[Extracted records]
····················

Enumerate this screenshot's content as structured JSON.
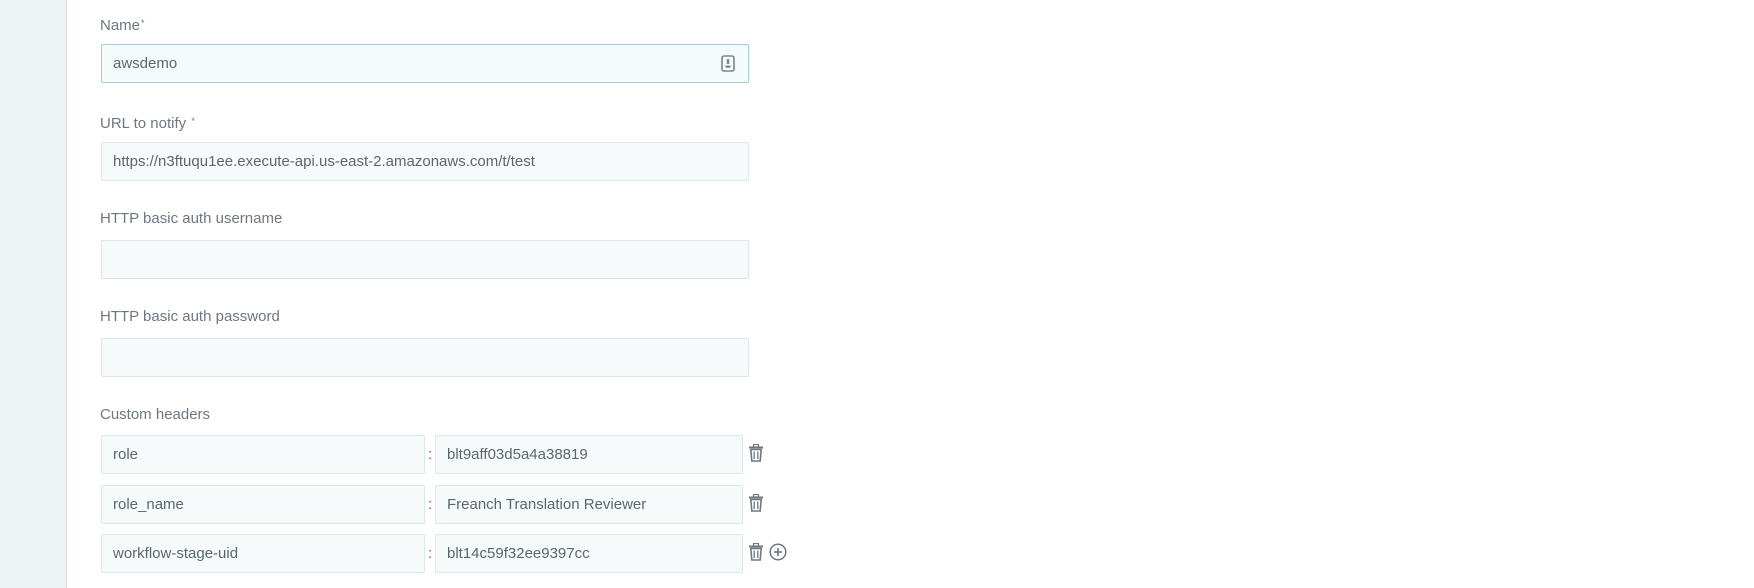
{
  "form": {
    "name": {
      "label": "Name",
      "required_mark": "*",
      "value": "awsdemo"
    },
    "url": {
      "label": "URL to notify",
      "required_mark": "*",
      "value": "https://n3ftuqu1ee.execute-api.us-east-2.amazonaws.com/t/test"
    },
    "auth_username": {
      "label": "HTTP basic auth username",
      "value": ""
    },
    "auth_password": {
      "label": "HTTP basic auth password",
      "value": ""
    },
    "custom_headers": {
      "label": "Custom headers",
      "separator": ":",
      "rows": [
        {
          "key": "role",
          "value": "blt9aff03d5a4a38819"
        },
        {
          "key": "role_name",
          "value": "Freanch Translation Reviewer"
        },
        {
          "key": "workflow-stage-uid",
          "value": "blt14c59f32ee9397cc"
        }
      ]
    }
  },
  "icons": {
    "name_field": "password-manager-icon",
    "remove_row": "trash-icon",
    "add_row": "plus-circle-icon"
  },
  "colors": {
    "field_background": "#f6fafa",
    "field_border": "#dbe6e8",
    "focused_border": "#9fcfe0",
    "label_text": "#6e7781",
    "left_rail": "#edf2f2"
  }
}
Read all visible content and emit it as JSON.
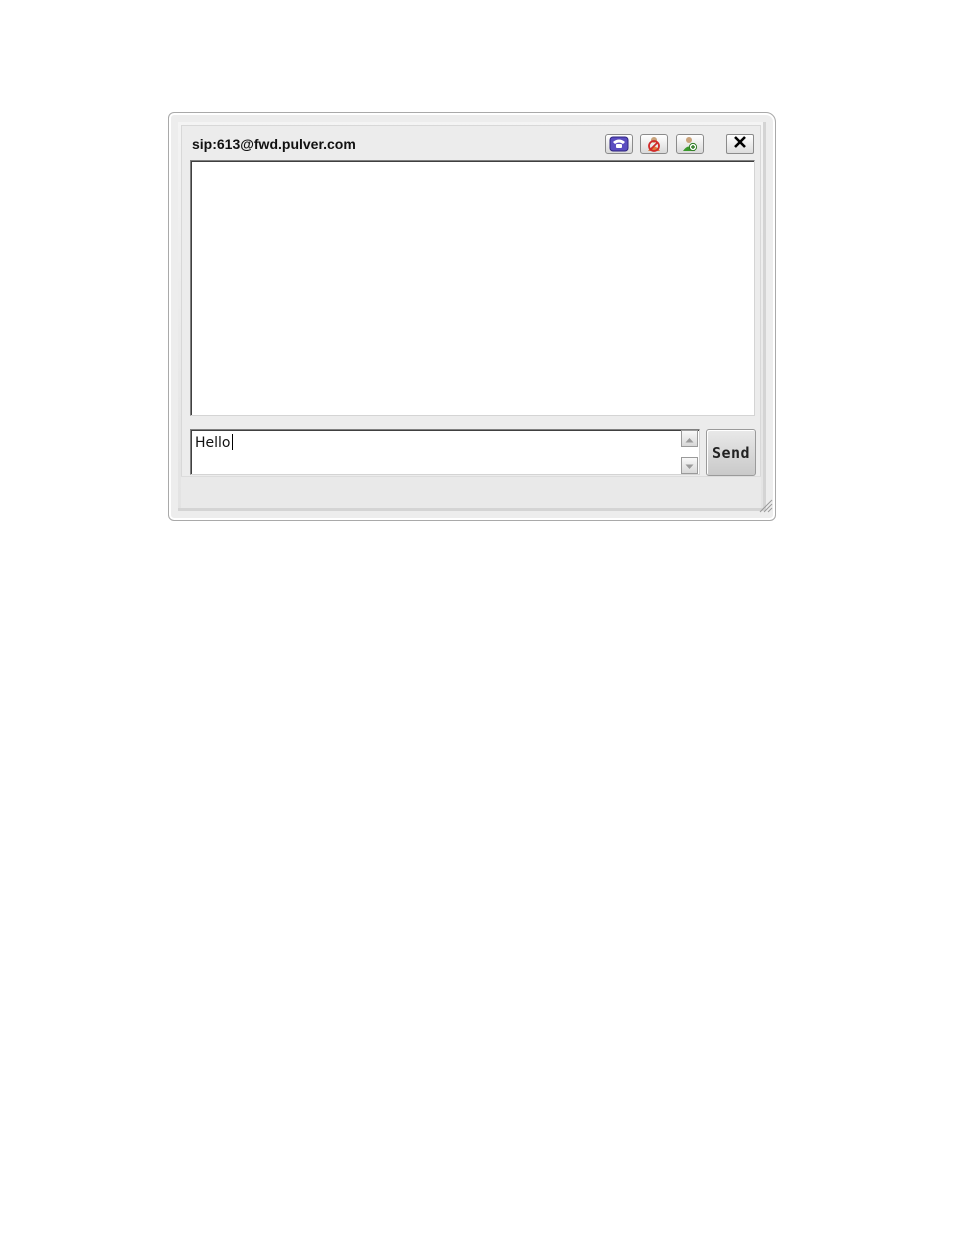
{
  "window": {
    "title": "sip:613@fwd.pulver.com",
    "toolbar": [
      {
        "icon": "phone-icon",
        "tooltip": "",
        "color": "#4b3fa5"
      },
      {
        "icon": "block-user-icon",
        "tooltip": "",
        "color": "#d12a2a"
      },
      {
        "icon": "add-contact-icon",
        "tooltip": "",
        "color": "#3a9a2d"
      }
    ],
    "close_icon": "close-icon"
  },
  "chat": {
    "messages": []
  },
  "input": {
    "value": "Hello"
  },
  "send": {
    "label": "Send"
  }
}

····················

**The task:** Show every line from the listing above in which the string "value" appears.

**Finished answer:**
      "value": "awsdemo"
      "value": "https://n3ftuqu1ee.execute-api.us-east-2.amazonaws.com/t/test"
      "value": ""
      "value": ""
          "value": "blt9aff03d5a4a38819"
          "value": "Freanch Translation Reviewer"
          "value": "blt14c59f32ee9397cc"
    "value": "Hello"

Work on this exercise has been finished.